● Entries supplied
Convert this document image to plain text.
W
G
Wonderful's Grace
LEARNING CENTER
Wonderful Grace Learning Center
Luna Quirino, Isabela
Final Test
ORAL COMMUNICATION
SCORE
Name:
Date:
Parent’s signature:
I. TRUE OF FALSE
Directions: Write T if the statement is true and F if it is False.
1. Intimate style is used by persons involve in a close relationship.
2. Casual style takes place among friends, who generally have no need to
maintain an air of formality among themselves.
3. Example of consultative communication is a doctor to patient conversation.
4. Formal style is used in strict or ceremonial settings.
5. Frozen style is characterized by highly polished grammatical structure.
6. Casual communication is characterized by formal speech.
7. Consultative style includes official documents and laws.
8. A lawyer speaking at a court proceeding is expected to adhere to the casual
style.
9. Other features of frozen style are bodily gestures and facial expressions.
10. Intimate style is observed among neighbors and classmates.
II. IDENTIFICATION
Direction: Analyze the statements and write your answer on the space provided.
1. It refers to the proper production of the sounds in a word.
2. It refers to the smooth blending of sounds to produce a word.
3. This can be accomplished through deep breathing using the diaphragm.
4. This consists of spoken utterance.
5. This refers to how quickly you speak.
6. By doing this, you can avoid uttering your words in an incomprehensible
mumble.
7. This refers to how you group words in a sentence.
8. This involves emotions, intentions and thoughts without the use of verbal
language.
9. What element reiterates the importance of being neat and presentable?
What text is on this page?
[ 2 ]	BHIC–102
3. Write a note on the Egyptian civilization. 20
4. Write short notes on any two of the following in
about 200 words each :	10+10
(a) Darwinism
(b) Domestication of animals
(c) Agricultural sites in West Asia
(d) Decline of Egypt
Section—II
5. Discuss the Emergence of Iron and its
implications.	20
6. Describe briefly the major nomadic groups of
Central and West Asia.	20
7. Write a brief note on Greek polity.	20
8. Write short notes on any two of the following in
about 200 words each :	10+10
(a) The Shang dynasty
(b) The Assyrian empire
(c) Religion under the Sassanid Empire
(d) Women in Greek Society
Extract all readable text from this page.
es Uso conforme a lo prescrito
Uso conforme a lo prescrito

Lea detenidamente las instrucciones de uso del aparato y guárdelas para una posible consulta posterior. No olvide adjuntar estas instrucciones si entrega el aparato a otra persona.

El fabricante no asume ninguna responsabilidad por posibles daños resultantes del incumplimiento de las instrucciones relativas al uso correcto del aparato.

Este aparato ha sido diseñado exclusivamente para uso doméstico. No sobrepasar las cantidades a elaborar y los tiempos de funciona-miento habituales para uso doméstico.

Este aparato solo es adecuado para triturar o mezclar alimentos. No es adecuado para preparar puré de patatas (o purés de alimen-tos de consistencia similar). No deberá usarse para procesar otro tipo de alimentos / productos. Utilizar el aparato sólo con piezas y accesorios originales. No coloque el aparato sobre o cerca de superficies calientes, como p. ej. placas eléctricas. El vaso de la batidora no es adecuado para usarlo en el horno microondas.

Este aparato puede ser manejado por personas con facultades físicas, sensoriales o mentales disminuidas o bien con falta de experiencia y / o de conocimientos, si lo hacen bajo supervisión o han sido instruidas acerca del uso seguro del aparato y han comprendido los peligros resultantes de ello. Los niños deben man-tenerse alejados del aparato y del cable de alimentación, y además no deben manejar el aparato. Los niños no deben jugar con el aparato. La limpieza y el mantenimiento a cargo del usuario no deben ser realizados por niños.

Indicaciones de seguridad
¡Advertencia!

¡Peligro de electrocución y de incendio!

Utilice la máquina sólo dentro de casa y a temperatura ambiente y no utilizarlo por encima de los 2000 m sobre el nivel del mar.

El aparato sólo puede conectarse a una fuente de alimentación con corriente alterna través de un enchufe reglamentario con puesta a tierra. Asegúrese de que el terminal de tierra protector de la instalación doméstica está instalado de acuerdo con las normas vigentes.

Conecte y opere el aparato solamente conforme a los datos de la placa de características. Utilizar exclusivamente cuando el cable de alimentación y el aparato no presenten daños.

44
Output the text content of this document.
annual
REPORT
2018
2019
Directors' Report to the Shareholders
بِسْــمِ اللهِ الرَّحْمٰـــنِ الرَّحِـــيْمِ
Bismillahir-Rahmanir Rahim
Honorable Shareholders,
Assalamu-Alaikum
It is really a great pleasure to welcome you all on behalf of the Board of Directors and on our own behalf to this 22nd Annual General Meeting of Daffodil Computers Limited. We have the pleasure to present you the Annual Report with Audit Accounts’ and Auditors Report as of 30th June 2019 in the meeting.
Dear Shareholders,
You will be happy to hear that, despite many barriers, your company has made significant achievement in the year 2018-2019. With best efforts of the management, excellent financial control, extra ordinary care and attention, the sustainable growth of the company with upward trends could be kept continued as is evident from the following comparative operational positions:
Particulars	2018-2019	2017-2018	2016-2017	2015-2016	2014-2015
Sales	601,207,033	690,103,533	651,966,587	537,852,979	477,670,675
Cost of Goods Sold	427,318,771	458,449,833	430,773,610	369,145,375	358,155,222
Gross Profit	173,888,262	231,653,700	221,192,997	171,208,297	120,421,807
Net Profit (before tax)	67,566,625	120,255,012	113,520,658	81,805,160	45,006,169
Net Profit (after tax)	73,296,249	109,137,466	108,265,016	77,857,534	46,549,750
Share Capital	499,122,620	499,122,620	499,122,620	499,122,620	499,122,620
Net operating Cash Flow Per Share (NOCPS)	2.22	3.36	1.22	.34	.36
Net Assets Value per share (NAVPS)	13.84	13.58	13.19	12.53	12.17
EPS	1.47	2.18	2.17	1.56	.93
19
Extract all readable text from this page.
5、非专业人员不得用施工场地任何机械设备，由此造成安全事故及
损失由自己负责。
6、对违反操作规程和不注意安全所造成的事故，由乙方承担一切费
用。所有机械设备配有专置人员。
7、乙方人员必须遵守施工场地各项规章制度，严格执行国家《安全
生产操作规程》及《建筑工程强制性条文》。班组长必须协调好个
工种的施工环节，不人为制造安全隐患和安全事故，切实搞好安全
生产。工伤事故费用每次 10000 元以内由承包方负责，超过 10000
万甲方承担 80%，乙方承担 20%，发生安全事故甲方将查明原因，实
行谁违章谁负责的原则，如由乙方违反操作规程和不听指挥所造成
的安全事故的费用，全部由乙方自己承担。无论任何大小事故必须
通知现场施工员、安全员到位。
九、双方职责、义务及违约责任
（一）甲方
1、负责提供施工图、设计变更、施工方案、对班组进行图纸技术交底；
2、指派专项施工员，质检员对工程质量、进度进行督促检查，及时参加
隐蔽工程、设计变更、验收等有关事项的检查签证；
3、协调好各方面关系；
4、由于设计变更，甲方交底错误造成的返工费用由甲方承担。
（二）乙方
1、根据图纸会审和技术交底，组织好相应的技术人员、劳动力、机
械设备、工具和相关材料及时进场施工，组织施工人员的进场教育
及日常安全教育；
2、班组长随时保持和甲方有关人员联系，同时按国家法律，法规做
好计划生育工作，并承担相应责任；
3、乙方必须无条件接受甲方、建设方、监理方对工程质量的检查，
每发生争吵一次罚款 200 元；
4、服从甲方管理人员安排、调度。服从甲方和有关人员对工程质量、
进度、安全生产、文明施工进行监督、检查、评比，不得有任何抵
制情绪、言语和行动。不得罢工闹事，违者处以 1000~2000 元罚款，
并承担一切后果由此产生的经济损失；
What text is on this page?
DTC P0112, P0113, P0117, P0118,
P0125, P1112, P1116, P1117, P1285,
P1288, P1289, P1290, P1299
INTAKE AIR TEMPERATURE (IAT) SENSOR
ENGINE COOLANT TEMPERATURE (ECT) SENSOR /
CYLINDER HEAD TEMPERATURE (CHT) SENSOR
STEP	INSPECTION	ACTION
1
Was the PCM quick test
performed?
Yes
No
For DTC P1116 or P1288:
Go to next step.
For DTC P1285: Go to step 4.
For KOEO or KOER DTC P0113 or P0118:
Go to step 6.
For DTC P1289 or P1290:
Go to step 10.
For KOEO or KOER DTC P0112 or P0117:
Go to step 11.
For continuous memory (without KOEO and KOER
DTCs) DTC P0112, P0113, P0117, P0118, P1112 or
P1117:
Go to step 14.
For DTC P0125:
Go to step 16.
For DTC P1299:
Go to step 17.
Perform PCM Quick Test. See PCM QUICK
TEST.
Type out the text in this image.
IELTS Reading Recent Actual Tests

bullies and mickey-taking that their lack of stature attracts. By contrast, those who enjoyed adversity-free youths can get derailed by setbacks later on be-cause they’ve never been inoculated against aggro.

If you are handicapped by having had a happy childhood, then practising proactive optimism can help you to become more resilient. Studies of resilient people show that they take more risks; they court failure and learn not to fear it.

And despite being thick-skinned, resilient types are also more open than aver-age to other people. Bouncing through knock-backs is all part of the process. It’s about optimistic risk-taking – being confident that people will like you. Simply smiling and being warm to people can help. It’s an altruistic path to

● What this task involves
Reproduce, exactly and with nothing added, the lines from the one that includes "Type out the text in this image." through the last line of the material.

● Problem solution
Type out the text in this image.
IELTS Reading Recent Actual Tests

bullies and mickey-taking that their lack of stature attracts. By contrast, those who enjoyed adversity-free youths can get derailed by setbacks later on be-cause they’ve never been inoculated against aggro.

If you are handicapped by having had a happy childhood, then practising proactive optimism can help you to become more resilient. Studies of resilient people show that they take more risks; they court failure and learn not to fear it.

And despite being thick-skinned, resilient types are also more open than aver-age to other people. Bouncing through knock-backs is all part of the process. It’s about optimistic risk-taking – being confident that people will like you. Simply smiling and being warm to people can help. It’s an altruistic path to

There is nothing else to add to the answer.